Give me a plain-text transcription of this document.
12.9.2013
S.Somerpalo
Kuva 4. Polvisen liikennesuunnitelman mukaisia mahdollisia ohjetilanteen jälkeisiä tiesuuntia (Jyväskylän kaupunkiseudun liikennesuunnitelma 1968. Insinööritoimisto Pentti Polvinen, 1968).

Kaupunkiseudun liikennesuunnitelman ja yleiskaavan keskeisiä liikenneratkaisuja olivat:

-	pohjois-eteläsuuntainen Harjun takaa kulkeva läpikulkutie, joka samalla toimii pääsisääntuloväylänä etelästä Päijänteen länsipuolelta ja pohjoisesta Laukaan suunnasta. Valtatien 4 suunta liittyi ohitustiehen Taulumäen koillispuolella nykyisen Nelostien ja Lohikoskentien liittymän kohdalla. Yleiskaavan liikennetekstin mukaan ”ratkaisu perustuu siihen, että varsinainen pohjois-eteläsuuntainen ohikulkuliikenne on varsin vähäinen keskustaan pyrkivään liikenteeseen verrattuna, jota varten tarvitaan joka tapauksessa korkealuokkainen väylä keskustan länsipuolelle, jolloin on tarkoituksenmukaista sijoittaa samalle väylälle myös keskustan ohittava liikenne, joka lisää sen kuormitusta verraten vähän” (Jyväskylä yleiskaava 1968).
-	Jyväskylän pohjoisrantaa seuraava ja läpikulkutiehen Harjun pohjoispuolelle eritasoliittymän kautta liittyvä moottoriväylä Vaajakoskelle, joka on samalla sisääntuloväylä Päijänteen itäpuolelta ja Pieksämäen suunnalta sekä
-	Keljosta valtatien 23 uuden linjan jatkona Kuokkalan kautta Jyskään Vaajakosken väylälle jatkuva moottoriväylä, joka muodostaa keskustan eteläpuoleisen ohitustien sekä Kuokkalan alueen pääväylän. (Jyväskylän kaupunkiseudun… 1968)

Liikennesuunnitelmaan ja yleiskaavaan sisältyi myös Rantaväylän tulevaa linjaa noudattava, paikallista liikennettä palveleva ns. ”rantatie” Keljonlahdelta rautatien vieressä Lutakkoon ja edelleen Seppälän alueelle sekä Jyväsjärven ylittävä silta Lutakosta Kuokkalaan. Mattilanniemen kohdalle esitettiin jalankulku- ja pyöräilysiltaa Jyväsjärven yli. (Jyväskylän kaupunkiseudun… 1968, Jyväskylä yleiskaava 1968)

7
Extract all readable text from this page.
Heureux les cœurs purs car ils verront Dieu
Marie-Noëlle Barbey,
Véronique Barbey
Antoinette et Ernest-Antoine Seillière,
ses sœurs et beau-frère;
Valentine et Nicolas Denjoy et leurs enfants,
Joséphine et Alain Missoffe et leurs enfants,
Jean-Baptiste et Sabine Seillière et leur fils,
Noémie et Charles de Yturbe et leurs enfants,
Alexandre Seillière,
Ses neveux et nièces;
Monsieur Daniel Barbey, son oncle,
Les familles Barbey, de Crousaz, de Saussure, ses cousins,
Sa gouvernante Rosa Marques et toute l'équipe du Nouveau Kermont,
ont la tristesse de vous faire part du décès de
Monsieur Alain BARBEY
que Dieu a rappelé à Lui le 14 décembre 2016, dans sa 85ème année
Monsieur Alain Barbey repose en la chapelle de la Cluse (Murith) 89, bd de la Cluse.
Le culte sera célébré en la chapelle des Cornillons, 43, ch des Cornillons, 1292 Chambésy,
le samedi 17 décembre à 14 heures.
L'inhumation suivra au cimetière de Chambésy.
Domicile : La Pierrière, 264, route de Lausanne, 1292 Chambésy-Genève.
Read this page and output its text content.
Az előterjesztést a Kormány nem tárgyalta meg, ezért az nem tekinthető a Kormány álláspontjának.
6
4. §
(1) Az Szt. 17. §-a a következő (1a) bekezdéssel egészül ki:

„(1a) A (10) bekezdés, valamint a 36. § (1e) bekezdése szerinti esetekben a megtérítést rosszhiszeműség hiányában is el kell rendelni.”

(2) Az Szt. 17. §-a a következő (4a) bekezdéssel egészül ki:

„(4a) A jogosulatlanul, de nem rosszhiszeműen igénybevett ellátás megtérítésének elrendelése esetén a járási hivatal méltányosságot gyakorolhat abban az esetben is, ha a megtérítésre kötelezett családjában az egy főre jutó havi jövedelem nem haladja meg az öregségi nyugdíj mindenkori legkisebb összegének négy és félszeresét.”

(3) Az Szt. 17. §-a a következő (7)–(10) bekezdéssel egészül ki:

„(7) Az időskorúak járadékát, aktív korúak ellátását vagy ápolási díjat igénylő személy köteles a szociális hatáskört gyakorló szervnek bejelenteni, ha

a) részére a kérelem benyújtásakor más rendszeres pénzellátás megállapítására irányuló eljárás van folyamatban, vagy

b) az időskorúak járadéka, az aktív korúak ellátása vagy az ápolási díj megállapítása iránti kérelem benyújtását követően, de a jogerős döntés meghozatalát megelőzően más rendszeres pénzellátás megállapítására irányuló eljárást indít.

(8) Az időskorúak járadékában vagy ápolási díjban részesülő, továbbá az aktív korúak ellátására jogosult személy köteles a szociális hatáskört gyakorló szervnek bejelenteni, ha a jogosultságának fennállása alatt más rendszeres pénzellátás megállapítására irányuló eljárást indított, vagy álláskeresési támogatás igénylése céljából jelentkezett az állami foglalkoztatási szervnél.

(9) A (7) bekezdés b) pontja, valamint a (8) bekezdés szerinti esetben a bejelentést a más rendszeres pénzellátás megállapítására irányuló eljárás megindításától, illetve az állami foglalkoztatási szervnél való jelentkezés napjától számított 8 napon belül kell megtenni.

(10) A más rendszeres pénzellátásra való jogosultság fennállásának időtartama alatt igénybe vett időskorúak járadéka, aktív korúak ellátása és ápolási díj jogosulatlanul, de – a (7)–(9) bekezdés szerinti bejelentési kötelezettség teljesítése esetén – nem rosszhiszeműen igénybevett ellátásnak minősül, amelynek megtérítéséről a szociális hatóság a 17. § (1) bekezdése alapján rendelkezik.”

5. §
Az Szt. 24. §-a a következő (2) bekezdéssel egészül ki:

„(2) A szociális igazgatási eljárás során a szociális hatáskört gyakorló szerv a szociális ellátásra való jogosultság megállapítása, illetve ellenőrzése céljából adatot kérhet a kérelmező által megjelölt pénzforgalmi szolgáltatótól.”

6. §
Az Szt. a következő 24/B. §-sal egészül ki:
────────────────────────────────────────
Goal – Your task is to print all of the records exactly.

Response for this exercise –
Give me a plain-text transcription of this document.
12.9.2013
S.Somerpalo
Kuva 4. Polvisen liikennesuunnitelman mukaisia mahdollisia ohjetilanteen jälkeisiä tiesuuntia (Jyväskylän kaupunkiseudun liikennesuunnitelma 1968. Insinööritoimisto Pentti Polvinen, 1968).

Kaupunkiseudun liikennesuunnitelman ja yleiskaavan keskeisiä liikenneratkaisuja olivat:

-	pohjois-eteläsuuntainen Harjun takaa kulkeva läpikulkutie, joka samalla toimii pääsisääntuloväylänä etelästä Päijänteen länsipuolelta ja pohjoisesta Laukaan suunnasta. Valtatien 4 suunta liittyi ohitustiehen Taulumäen koillispuolella nykyisen Nelostien ja Lohikoskentien liittymän kohdalla. Yleiskaavan liikennetekstin mukaan ”ratkaisu perustuu siihen, että varsinainen pohjois-eteläsuuntainen ohikulkuliikenne on varsin vähäinen keskustaan pyrkivään liikenteeseen verrattuna, jota varten tarvitaan joka tapauksessa korkealuokkainen väylä keskustan länsipuolelle, jolloin on tarkoituksenmukaista sijoittaa samalle väylälle myös keskustan ohittava liikenne, joka lisää sen kuormitusta verraten vähän” (Jyväskylä yleiskaava 1968).
-	Jyväskylän pohjoisrantaa seuraava ja läpikulkutiehen Harjun pohjoispuolelle eritasoliittymän kautta liittyvä moottoriväylä Vaajakoskelle, joka on samalla sisääntuloväylä Päijänteen itäpuolelta ja Pieksämäen suunnalta sekä
-	Keljosta valtatien 23 uuden linjan jatkona Kuokkalan kautta Jyskään Vaajakosken väylälle jatkuva moottoriväylä, joka muodostaa keskustan eteläpuoleisen ohitustien sekä Kuokkalan alueen pääväylän. (Jyväskylän kaupunkiseudun… 1968)

Liikennesuunnitelmaan ja yleiskaavaan sisältyi myös Rantaväylän tulevaa linjaa noudattava, paikallista liikennettä palveleva ns. ”rantatie” Keljonlahdelta rautatien vieressä Lutakkoon ja edelleen Seppälän alueelle sekä Jyväsjärven ylittävä silta Lutakosta Kuokkalaan. Mattilanniemen kohdalle esitettiin jalankulku- ja pyöräilysiltaa Jyväsjärven yli. (Jyväskylän kaupunkiseudun… 1968, Jyväskylä yleiskaava 1968)

7
Extract all readable text from this page.
Heureux les cœurs purs car ils verront Dieu
Marie-Noëlle Barbey,
Véronique Barbey
Antoinette et Ernest-Antoine Seillière,
ses sœurs et beau-frère;
Valentine et Nicolas Denjoy et leurs enfants,
Joséphine et Alain Missoffe et leurs enfants,
Jean-Baptiste et Sabine Seillière et leur fils,
Noémie et Charles de Yturbe et leurs enfants,
Alexandre Seillière,
Ses neveux et nièces;
Monsieur Daniel Barbey, son oncle,
Les familles Barbey, de Crousaz, de Saussure, ses cousins,
Sa gouvernante Rosa Marques et toute l'équipe du Nouveau Kermont,
ont la tristesse de vous faire part du décès de
Monsieur Alain BARBEY
que Dieu a rappelé à Lui le 14 décembre 2016, dans sa 85ème année
Monsieur Alain Barbey repose en la chapelle de la Cluse (Murith) 89, bd de la Cluse.
Le culte sera célébré en la chapelle des Cornillons, 43, ch des Cornillons, 1292 Chambésy,
le samedi 17 décembre à 14 heures.
L'inhumation suivra au cimetière de Chambésy.
Domicile : La Pierrière, 264, route de Lausanne, 1292 Chambésy-Genève.
Read this page and output its text content.
Az előterjesztést a Kormány nem tárgyalta meg, ezért az nem tekinthető a Kormány álláspontjának.
6
4. §
(1) Az Szt. 17. §-a a következő (1a) bekezdéssel egészül ki:

„(1a) A (10) bekezdés, valamint a 36. § (1e) bekezdése szerinti esetekben a megtérítést rosszhiszeműség hiányában is el kell rendelni.”

(2) Az Szt. 17. §-a a következő (4a) bekezdéssel egészül ki:

„(4a) A jogosulatlanul, de nem rosszhiszeműen igénybevett ellátás megtérítésének elrendelése esetén a járási hivatal méltányosságot gyakorolhat abban az esetben is, ha a megtérítésre kötelezett családjában az egy főre jutó havi jövedelem nem haladja meg az öregségi nyugdíj mindenkori legkisebb összegének négy és félszeresét.”

(3) Az Szt. 17. §-a a következő (7)–(10) bekezdéssel egészül ki:

„(7) Az időskorúak járadékát, aktív korúak ellátását vagy ápolási díjat igénylő személy köteles a szociális hatáskört gyakorló szervnek bejelenteni, ha

a) részére a kérelem benyújtásakor más rendszeres pénzellátás megállapítására irányuló eljárás van folyamatban, vagy

b) az időskorúak járadéka, az aktív korúak ellátása vagy az ápolási díj megállapítása iránti kérelem benyújtását követően, de a jogerős döntés meghozatalát megelőzően más rendszeres pénzellátás megállapítására irányuló eljárást indít.

(8) Az időskorúak járadékában vagy ápolási díjban részesülő, továbbá az aktív korúak ellátására jogosult személy köteles a szociális hatáskört gyakorló szervnek bejelenteni, ha a jogosultságának fennállása alatt más rendszeres pénzellátás megállapítására irányuló eljárást indított, vagy álláskeresési támogatás igénylése céljából jelentkezett az állami foglalkoztatási szervnél.

(9) A (7) bekezdés b) pontja, valamint a (8) bekezdés szerinti esetben a bejelentést a más rendszeres pénzellátás megállapítására irányuló eljárás megindításától, illetve az állami foglalkoztatási szervnél való jelentkezés napjától számított 8 napon belül kell megtenni.

(10) A más rendszeres pénzellátásra való jogosultság fennállásának időtartama alatt igénybe vett időskorúak járadéka, aktív korúak ellátása és ápolási díj jogosulatlanul, de – a (7)–(9) bekezdés szerinti bejelentési kötelezettség teljesítése esetén – nem rosszhiszeműen igénybevett ellátásnak minősül, amelynek megtérítéséről a szociális hatóság a 17. § (1) bekezdése alapján rendelkezik.”

5. §
Az Szt. 24. §-a a következő (2) bekezdéssel egészül ki:

„(2) A szociális igazgatási eljárás során a szociális hatáskört gyakorló szerv a szociális ellátásra való jogosultság megállapítása, illetve ellenőrzése céljából adatot kérhet a kérelmező által megjelölt pénzforgalmi szolgáltatótól.”

6. §
Az Szt. a következő 24/B. §-sal egészül ki:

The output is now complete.